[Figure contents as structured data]
┌────────
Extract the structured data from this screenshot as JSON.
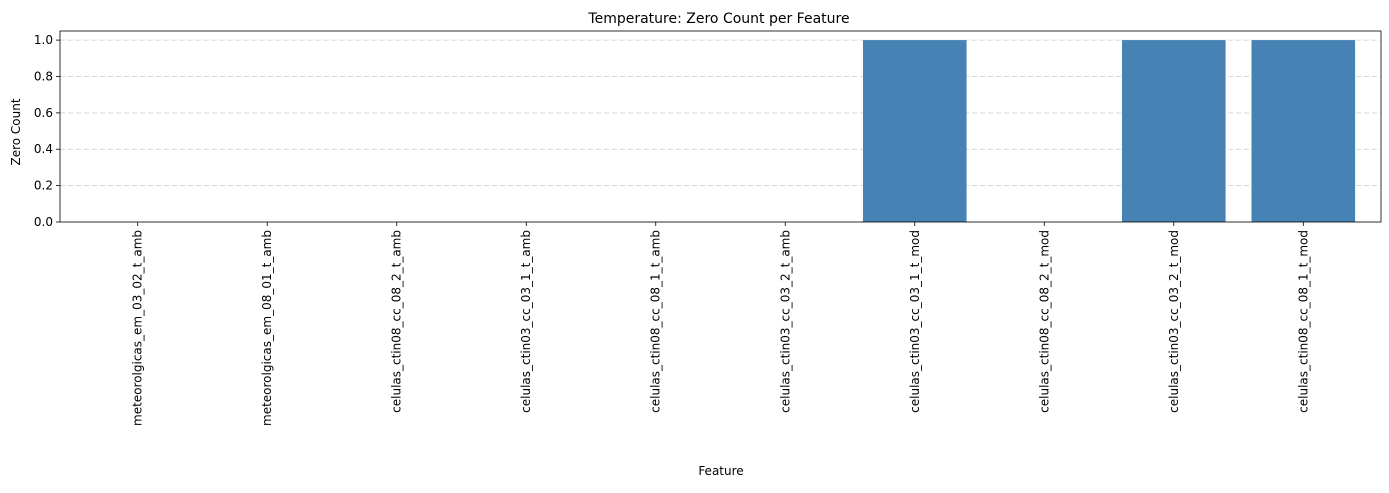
{
  "chart_data": {
    "type": "bar",
    "title": "Temperature: Zero Count per Feature",
    "xlabel": "Feature",
    "ylabel": "Zero Count",
    "categories": [
      "meteorolgicas_em_03_02_t_amb",
      "meteorolgicas_em_08_01_t_amb",
      "celulas_ctin08_cc_08_2_t_amb",
      "celulas_ctin03_cc_03_1_t_amb",
      "celulas_ctin08_cc_08_1_t_amb",
      "celulas_ctin03_cc_03_2_t_amb",
      "celulas_ctin03_cc_03_1_t_mod",
      "celulas_ctin08_cc_08_2_t_mod",
      "celulas_ctin03_cc_03_2_t_mod",
      "celulas_ctin08_cc_08_1_t_mod"
    ],
    "values": [
      0,
      0,
      0,
      0,
      0,
      0,
      1,
      0,
      1,
      1
    ],
    "ylim": [
      0,
      1.05
    ],
    "yticks": [
      0.0,
      0.2,
      0.4,
      0.6,
      0.8,
      1.0
    ],
    "ytick_labels": [
      "0.0",
      "0.2",
      "0.4",
      "0.6",
      "0.8",
      "1.0"
    ],
    "grid": "y-dashed",
    "bar_color": "#4682b4",
    "grid_color": "#cccccc"
  }
}
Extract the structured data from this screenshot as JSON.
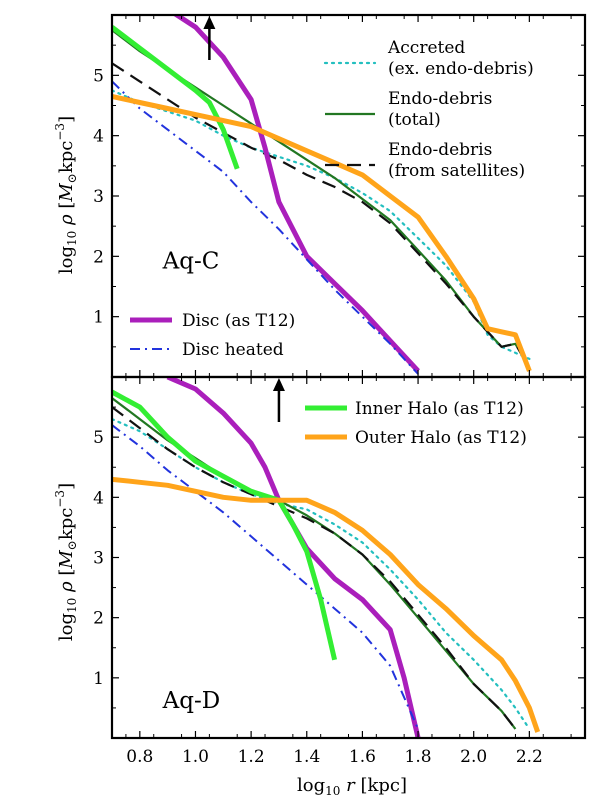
└────────
Transcribe every line from the records above without alteration, and leave out the images.

IN RESPONSE
Extract the structured data from this screenshot as JSON.
{
  "chart_data": {
    "type": "bar",
    "title": "Temperature: Zero Count per Feature",
    "xlabel": "Feature",
    "ylabel": "Zero Count",
    "categories": [
      "meteorolgicas_em_03_02_t_amb",
      "meteorolgicas_em_08_01_t_amb",
      "celulas_ctin08_cc_08_2_t_amb",
      "celulas_ctin03_cc_03_1_t_amb",
      "celulas_ctin08_cc_08_1_t_amb",
      "celulas_ctin03_cc_03_2_t_amb",
      "celulas_ctin03_cc_03_1_t_mod",
      "celulas_ctin08_cc_08_2_t_mod",
      "celulas_ctin03_cc_03_2_t_mod",
      "celulas_ctin08_cc_08_1_t_mod"
    ],
    "values": [
      0,
      0,
      0,
      0,
      0,
      0,
      1,
      0,
      1,
      1
    ],
    "ylim": [
      0,
      1.05
    ],
    "yticks": [
      0.0,
      0.2,
      0.4,
      0.6,
      0.8,
      1.0
    ],
    "ytick_labels": [
      "0.0",
      "0.2",
      "0.4",
      "0.6",
      "0.8",
      "1.0"
    ],
    "grid": "y-dashed",
    "bar_color": "#4682b4",
    "grid_color": "#cccccc"
  }
}
Extract the structured data from this screenshot as JSON.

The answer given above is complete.